### TASK DETAILS
Recast every line of the items below as a Markdown table with two columns, Row for the row number and Line for the line itself, leaving out blank lines.

++++ DATA FOR THIS EXERCISE ++++

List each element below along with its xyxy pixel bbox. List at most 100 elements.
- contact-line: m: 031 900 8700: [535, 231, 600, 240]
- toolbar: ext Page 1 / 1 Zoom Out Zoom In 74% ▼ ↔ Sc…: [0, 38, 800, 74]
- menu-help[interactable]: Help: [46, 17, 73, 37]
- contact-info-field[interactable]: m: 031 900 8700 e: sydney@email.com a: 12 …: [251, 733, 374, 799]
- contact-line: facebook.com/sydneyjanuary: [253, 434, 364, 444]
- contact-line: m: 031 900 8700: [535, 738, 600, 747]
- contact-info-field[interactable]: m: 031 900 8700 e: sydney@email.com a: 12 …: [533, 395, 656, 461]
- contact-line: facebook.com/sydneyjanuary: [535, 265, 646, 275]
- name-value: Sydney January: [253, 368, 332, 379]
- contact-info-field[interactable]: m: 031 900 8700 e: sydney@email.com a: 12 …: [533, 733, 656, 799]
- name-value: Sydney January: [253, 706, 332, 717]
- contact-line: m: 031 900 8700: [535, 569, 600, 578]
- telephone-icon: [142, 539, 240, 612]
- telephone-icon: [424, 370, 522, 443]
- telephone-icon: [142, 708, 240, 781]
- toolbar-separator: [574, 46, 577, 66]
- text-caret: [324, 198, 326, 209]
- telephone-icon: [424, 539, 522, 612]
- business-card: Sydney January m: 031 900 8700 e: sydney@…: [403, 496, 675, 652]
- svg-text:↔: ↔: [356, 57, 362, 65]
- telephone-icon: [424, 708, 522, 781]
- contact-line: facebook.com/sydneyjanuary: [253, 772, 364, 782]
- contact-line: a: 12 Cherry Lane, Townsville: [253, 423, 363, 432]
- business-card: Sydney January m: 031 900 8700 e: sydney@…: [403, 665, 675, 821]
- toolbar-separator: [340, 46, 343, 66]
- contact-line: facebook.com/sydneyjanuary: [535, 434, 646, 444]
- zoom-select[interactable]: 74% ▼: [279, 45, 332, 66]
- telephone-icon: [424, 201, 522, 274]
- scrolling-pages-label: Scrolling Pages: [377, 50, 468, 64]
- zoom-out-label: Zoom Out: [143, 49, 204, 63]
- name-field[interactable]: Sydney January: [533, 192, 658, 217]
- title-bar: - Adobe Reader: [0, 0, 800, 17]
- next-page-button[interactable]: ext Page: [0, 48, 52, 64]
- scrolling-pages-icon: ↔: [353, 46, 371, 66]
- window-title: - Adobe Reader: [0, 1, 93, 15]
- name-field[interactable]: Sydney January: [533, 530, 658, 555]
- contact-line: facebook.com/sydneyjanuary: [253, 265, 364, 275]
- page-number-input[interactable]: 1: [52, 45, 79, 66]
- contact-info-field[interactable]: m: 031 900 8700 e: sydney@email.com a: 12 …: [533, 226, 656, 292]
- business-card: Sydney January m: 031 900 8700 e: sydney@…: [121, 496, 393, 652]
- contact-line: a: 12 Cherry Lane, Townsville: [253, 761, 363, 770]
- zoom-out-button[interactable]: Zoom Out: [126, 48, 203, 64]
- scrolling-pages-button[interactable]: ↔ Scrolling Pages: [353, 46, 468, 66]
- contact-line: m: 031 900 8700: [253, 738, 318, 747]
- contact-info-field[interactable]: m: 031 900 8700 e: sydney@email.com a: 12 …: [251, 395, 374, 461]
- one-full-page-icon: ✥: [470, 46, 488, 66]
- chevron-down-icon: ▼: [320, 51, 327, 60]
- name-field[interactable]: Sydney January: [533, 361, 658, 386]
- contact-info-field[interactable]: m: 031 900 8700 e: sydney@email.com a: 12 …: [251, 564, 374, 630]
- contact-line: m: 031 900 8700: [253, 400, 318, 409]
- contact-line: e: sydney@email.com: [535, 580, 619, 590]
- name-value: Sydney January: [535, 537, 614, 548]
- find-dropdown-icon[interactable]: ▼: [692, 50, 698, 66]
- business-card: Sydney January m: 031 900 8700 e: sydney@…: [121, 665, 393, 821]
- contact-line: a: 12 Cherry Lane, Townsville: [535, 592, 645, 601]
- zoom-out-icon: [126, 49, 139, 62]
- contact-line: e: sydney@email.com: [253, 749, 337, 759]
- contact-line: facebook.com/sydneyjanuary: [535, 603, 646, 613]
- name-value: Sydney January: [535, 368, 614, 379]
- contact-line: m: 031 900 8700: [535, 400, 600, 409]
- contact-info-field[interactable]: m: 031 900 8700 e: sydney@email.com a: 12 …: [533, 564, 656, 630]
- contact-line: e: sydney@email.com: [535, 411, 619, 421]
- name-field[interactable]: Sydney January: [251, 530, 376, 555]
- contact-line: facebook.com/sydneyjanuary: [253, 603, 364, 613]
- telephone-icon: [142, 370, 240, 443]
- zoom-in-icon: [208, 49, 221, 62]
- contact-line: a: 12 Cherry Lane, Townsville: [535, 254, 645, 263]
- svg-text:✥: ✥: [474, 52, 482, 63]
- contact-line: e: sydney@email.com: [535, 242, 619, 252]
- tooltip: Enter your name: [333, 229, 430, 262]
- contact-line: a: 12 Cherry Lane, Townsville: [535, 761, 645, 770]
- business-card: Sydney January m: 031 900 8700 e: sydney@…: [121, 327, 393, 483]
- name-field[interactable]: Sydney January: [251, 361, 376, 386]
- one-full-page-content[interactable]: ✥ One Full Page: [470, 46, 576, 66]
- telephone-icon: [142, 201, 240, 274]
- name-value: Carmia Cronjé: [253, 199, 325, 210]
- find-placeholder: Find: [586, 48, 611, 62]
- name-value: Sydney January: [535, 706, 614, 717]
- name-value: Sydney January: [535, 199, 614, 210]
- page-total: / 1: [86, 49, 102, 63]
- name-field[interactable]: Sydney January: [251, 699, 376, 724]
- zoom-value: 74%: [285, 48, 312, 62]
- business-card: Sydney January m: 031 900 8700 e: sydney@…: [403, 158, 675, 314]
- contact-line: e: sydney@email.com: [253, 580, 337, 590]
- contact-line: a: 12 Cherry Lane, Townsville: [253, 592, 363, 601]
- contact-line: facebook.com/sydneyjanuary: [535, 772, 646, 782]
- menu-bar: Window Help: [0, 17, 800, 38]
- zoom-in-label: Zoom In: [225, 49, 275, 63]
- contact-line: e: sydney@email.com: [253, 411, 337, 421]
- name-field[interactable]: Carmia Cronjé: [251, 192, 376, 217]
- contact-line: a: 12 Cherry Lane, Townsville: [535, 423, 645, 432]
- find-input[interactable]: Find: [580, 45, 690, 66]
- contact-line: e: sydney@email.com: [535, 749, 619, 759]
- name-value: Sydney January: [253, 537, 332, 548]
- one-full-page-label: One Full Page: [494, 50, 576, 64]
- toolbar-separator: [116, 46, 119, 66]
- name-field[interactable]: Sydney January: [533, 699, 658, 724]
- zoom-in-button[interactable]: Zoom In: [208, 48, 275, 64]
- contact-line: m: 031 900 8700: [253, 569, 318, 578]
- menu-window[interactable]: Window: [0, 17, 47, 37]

++++

### SOLUTION FOR THIS TASK
| Row | Line |
|---|---|
| 1 | List each element below along with its xyxy pixel bbox. List at most 100 elements. |
| 2 | - contact-line: m: 031 900 8700: [535, 231, 600, 240] |
| 3 | - toolbar: ext Page 1 / 1 Zoom Out Zoom In 74% ▼ ↔ Sc…: [0, 38, 800, 74] |
| 4 | - menu-help[interactable]: Help: [46, 17, 73, 37] |
| 5 | - contact-info-field[interactable]: m: 031 900 8700 e: sydney@email.com a: 12 …: [251, 733, 374, 799] |
| 6 | - contact-line: facebook.com/sydneyjanuary: [253, 434, 364, 444] |
| 7 | - contact-line: m: 031 900 8700: [535, 738, 600, 747] |
| 8 | - contact-info-field[interactable]: m: 031 900 8700 e: sydney@email.com a: 12 …: [533, 395, 656, 461] |
| 9 | - contact-line: facebook.com/sydneyjanuary: [535, 265, 646, 275] |
| 10 | - name-value: Sydney January: [253, 368, 332, 379] |
| 11 | - contact-info-field[interactable]: m: 031 900 8700 e: sydney@email.com a: 12 …: [533, 733, 656, 799] |
| 12 | - name-value: Sydney January: [253, 706, 332, 717] |
| 13 | - contact-line: m: 031 900 8700: [535, 569, 600, 578] |
| 14 | - telephone-icon: [142, 539, 240, 612] |
| 15 | - telephone-icon: [424, 370, 522, 443] |
| 16 | - telephone-icon: [142, 708, 240, 781] |
| 17 | - toolbar-separator: [574, 46, 577, 66] |
| 18 | - text-caret: [324, 198, 326, 209] |
| 19 | - telephone-icon: [424, 539, 522, 612] |
| 20 | - business-card: Sydney January m: 031 900 8700 e: sydney@…: [403, 496, 675, 652] |
| 21 | - svg-text:↔: ↔: [356, 57, 362, 65] |
| 22 | - telephone-icon: [424, 708, 522, 781] |
| 23 | - contact-line: facebook.com/sydneyjanuary: [253, 772, 364, 782] |
| 24 | - contact-line: a: 12 Cherry Lane, Townsville: [253, 423, 363, 432] |
| 25 | - business-card: Sydney January m: 031 900 8700 e: sydney@…: [403, 665, 675, 821] |
| 26 | - toolbar-separator: [340, 46, 343, 66] |
| 27 | - contact-line: facebook.com/sydneyjanuary: [535, 434, 646, 444] |
| 28 | - zoom-select[interactable]: 74% ▼: [279, 45, 332, 66] |
| 29 | - telephone-icon: [424, 201, 522, 274] |
| 30 | - scrolling-pages-label: Scrolling Pages: [377, 50, 468, 64] |
| 31 | - zoom-out-label: Zoom Out: [143, 49, 204, 63] |
| 32 | - name-field[interactable]: Sydney January: [533, 192, 658, 217] |
| 33 | - title-bar: - Adobe Reader: [0, 0, 800, 17] |
| 34 | - next-page-button[interactable]: ext Page: [0, 48, 52, 64] |
| 35 | - scrolling-pages-icon: ↔: [353, 46, 371, 66] |
| 36 | - window-title: - Adobe Reader: [0, 1, 93, 15] |
| 37 | - name-field[interactable]: Sydney January: [533, 530, 658, 555] |
| 38 | - contact-line: facebook.com/sydneyjanuary: [253, 265, 364, 275] |
| 39 | - page-number-input[interactable]: 1: [52, 45, 79, 66] |
| 40 | - contact-info-field[interactable]: m: 031 900 8700 e: sydney@email.com a: 12 …: [533, 226, 656, 292] |
| 41 | - business-card: Sydney January m: 031 900 8700 e: sydney@…: [121, 496, 393, 652] |
| 42 | - contact-line: a: 12 Cherry Lane, Townsville: [253, 761, 363, 770] |
| 43 | - zoom-out-button[interactable]: Zoom Out: [126, 48, 203, 64] |
| 44 | - scrolling-pages-button[interactable]: ↔ Scrolling Pages: [353, 46, 468, 66] |
| 45 | - contact-line: m: 031 900 8700: [253, 738, 318, 747] |
| 46 | - contact-info-field[interactable]: m: 031 900 8700 e: sydney@email.com a: 12 …: [251, 395, 374, 461] |
| 47 | - one-full-page-icon: ✥: [470, 46, 488, 66] |
| 48 | - chevron-down-icon: ▼: [320, 51, 327, 60] |
| 49 | - name-field[interactable]: Sydney January: [533, 361, 658, 386] |
| 50 | - contact-info-field[interactable]: m: 031 900 8700 e: sydney@email.com a: 12 …: [251, 564, 374, 630] |
| 51 | - contact-line: m: 031 900 8700: [253, 400, 318, 409] |
| 52 | - contact-line: e: sydney@email.com: [535, 580, 619, 590] |
| 53 | - name-value: Sydney January: [535, 537, 614, 548] |
| 54 | - find-dropdown-icon[interactable]: ▼: [692, 50, 698, 66] |
| 55 | - business-card: Sydney January m: 031 900 8700 e: sydney@…: [121, 665, 393, 821] |
| 56 | - contact-line: a: 12 Cherry Lane, Townsville: [535, 592, 645, 601] |
| 57 | - zoom-out-icon: [126, 49, 139, 62] |
| 58 | - contact-line: e: sydney@email.com: [253, 749, 337, 759] |
| 59 | - contact-line: facebook.com/sydneyjanuary: [535, 603, 646, 613] |
| 60 | - name-value: Sydney January: [535, 368, 614, 379] |
| 61 | - contact-line: m: 031 900 8700: [535, 400, 600, 409] |
| 62 | - contact-info-field[interactable]: m: 031 900 8700 e: sydney@email.com a: 12 …: [533, 564, 656, 630] |
| 63 | - contact-line: e: sydney@email.com: [535, 411, 619, 421] |
| 64 | - name-field[interactable]: Sydney January: [251, 530, 376, 555] |
| 65 | - contact-line: facebook.com/sydneyjanuary: [253, 603, 364, 613] |
| 66 | - telephone-icon: [142, 370, 240, 443] |
| 67 | - zoom-in-icon: [208, 49, 221, 62] |
| 68 | - contact-line: a: 12 Cherry Lane, Townsville: [535, 254, 645, 263] |
| 69 | - svg-text:✥: ✥: [474, 52, 482, 63] |
| 70 | - contact-line: e: sydney@email.com: [535, 242, 619, 252] |
| 71 | - tooltip: Enter your name: [333, 229, 430, 262] |
| 72 | - contact-line: a: 12 Cherry Lane, Townsville: [535, 761, 645, 770] |
| 73 | - business-card: Sydney January m: 031 900 8700 e: sydney@…: [121, 327, 393, 483] |
| 74 | - name-field[interactable]: Sydney January: [251, 361, 376, 386] |
| 75 | - one-full-page-content[interactable]: ✥ One Full Page: [470, 46, 576, 66] |
| 76 | - telephone-icon: [142, 201, 240, 274] |
| 77 | - name-value: Carmia Cronjé: [253, 199, 325, 210] |
| 78 | - find-placeholder: Find: [586, 48, 611, 62] |
| 79 | - name-value: Sydney January: [535, 706, 614, 717] |
| 80 | - name-value: Sydney January: [535, 199, 614, 210] |
| 81 | - page-total: / 1: [86, 49, 102, 63] |
| 82 | - name-field[interactable]: Sydney January: [251, 699, 376, 724] |
| 83 | - zoom-value: 74%: [285, 48, 312, 62] |
| 84 | - business-card: Sydney January m: 031 900 8700 e: sydney@…: [403, 158, 675, 314] |
| 85 | - contact-line: e: sydney@email.com: [253, 580, 337, 590] |
| 86 | - contact-line: a: 12 Cherry Lane, Townsville: [253, 592, 363, 601] |
| 87 | - contact-line: facebook.com/sydneyjanuary: [535, 772, 646, 782] |
| 88 | - menu-bar: Window Help: [0, 17, 800, 38] |
| 89 | - zoom-in-label: Zoom In: [225, 49, 275, 63] |
| 90 | - contact-line: e: sydney@email.com: [253, 411, 337, 421] |
| 91 | - name-field[interactable]: Carmia Cronjé: [251, 192, 376, 217] |
| 92 | - contact-line: a: 12 Cherry Lane, Townsville: [535, 423, 645, 432] |
| 93 | - find-input[interactable]: Find: [580, 45, 690, 66] |
| 94 | - contact-line: e: sydney@email.com: [535, 749, 619, 759] |
| 95 | - name-value: Sydney January: [253, 537, 332, 548] |
| 96 | - one-full-page-label: One Full Page: [494, 50, 576, 64] |
| 97 | - toolbar-separator: [116, 46, 119, 66] |
| 98 | - name-field[interactable]: Sydney January: [533, 699, 658, 724] |
| 99 | - zoom-in-button[interactable]: Zoom In: [208, 48, 275, 64] |
| 100 | - contact-line: m: 031 900 8700: [253, 569, 318, 578] |
| 101 | - menu-window[interactable]: Window: [0, 17, 47, 37] |